→ EXERCISE DESCRIPTION: Wherever the word "main" appears in the entries, copy the whole line.

→ SOURCE RECORDS:
+++
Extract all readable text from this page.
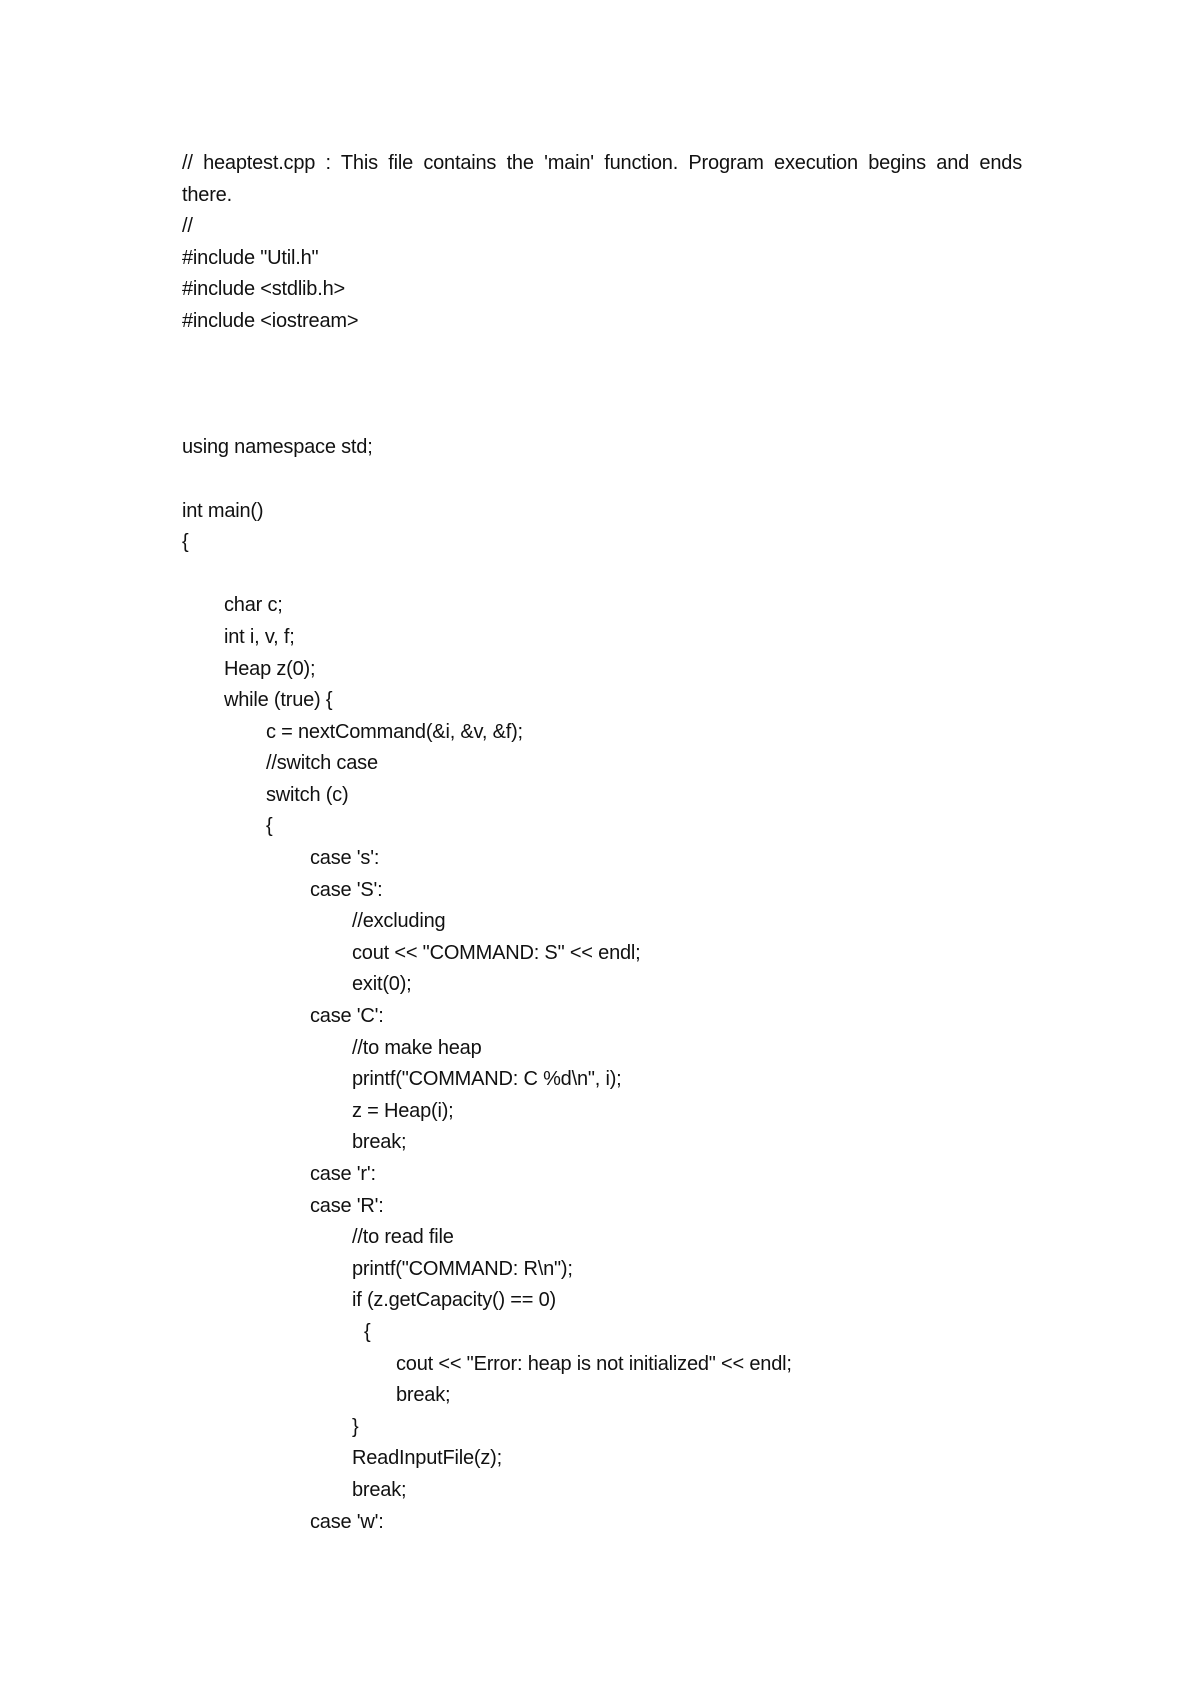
// heaptest.cpp : This file contains the 'main' function. Program execution begins and ends there.
//
#include "Util.h"
#include <stdlib.h>
#include <iostream>
using namespace std;
int main()
{
char c;
int i, v, f;
Heap z(0);
while (true) {
c = nextCommand(&i, &v, &f);
//switch case
switch (c)
{
case 's':
case 'S':
//excluding
cout << "COMMAND: S" << endl;
exit(0);
case 'C':
//to make heap
printf("COMMAND: C %d\n", i);
z = Heap(i);
break;
case 'r':
case 'R':
//to read file
printf("COMMAND: R\n");
if (z.getCapacity() == 0)
{
cout << "Error: heap is not initialized" << endl;
break;
}
ReadInputFile(z);
break;
case 'w':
+++
→ RESPONSE TO THE TASK:
// heaptest.cpp : This file contains the 'main' function. Program execution begins and ends there.
int main()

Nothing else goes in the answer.